[A block of data]
==================================================

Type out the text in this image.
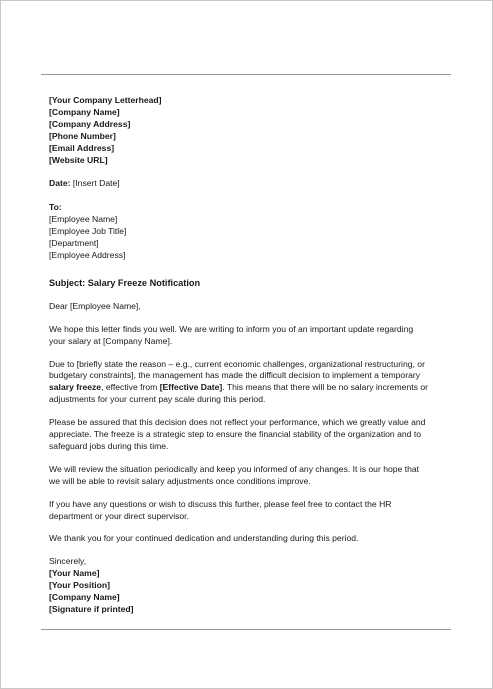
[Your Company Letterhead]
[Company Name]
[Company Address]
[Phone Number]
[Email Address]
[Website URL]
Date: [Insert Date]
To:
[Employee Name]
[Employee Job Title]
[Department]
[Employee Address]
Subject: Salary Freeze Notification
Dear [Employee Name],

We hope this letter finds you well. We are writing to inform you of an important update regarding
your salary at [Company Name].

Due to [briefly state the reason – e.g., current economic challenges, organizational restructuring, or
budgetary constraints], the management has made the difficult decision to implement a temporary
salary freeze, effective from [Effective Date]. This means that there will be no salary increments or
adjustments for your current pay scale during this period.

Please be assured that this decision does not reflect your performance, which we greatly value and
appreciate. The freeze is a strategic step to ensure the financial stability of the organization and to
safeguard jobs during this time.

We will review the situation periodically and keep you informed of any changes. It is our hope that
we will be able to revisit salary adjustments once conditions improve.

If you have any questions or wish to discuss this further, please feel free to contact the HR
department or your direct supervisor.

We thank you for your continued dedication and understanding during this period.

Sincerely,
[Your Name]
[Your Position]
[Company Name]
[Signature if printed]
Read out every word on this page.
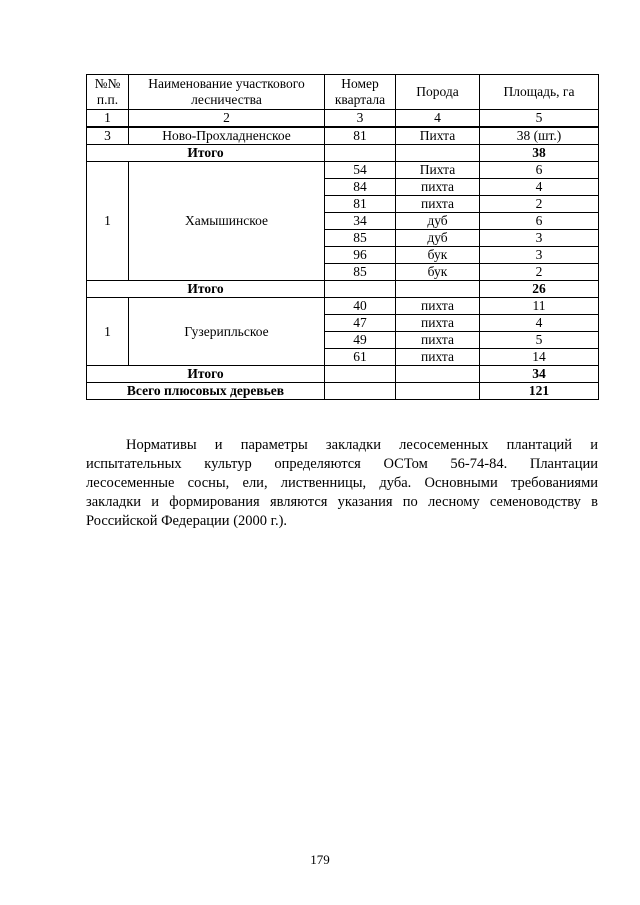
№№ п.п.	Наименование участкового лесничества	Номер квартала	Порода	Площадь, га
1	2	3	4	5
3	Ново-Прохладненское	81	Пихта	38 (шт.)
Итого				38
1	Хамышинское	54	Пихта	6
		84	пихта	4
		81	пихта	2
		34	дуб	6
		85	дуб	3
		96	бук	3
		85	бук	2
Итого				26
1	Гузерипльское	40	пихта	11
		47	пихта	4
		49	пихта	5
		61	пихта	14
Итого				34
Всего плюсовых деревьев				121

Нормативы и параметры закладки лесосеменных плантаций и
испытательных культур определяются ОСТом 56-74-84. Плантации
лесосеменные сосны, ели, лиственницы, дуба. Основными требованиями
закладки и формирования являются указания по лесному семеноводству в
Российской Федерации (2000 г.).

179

==================================================

-- Given task --
Each entry gets copied exactly; the pictures stay out.

-- Final result --
Type out the text in this image.
[Your Company Letterhead]
[Company Name]
[Company Address]
[Phone Number]
[Email Address]
[Website URL]
Date: [Insert Date]
To:
[Employee Name]
[Employee Job Title]
[Department]
[Employee Address]
Subject: Salary Freeze Notification
Dear [Employee Name],

We hope this letter finds you well. We are writing to inform you of an important update regarding
your salary at [Company Name].

Due to [briefly state the reason – e.g., current economic challenges, organizational restructuring, or
budgetary constraints], the management has made the difficult decision to implement a temporary
salary freeze, effective from [Effective Date]. This means that there will be no salary increments or
adjustments for your current pay scale during this period.

Please be assured that this decision does not reflect your performance, which we greatly value and
appreciate. The freeze is a strategic step to ensure the financial stability of the organization and to
safeguard jobs during this time.

We will review the situation periodically and keep you informed of any changes. It is our hope that
we will be able to revisit salary adjustments once conditions improve.

If you have any questions or wish to discuss this further, please feel free to contact the HR
department or your direct supervisor.

We thank you for your continued dedication and understanding during this period.

Sincerely,
[Your Name]
[Your Position]
[Company Name]
[Signature if printed]
Read out every word on this page.
№№ п.п.	Наименование участкового лесничества	Номер квартала	Порода	Площадь, га
1	2	3	4	5
3	Ново-Прохладненское	81	Пихта	38 (шт.)
Итого				38
1	Хамышинское	54	Пихта	6
		84	пихта	4
		81	пихта	2
		34	дуб	6
		85	дуб	3
		96	бук	3
		85	бук	2
Итого				26
1	Гузерипльское	40	пихта	11
		47	пихта	4
		49	пихта	5
		61	пихта	14
Итого				34
Всего плюсовых деревьев				121

Нормативы и параметры закладки лесосеменных плантаций и
испытательных культур определяются ОСТом 56-74-84. Плантации
лесосеменные сосны, ели, лиственницы, дуба. Основными требованиями
закладки и формирования являются указания по лесному семеноводству в
Российской Федерации (2000 г.).

179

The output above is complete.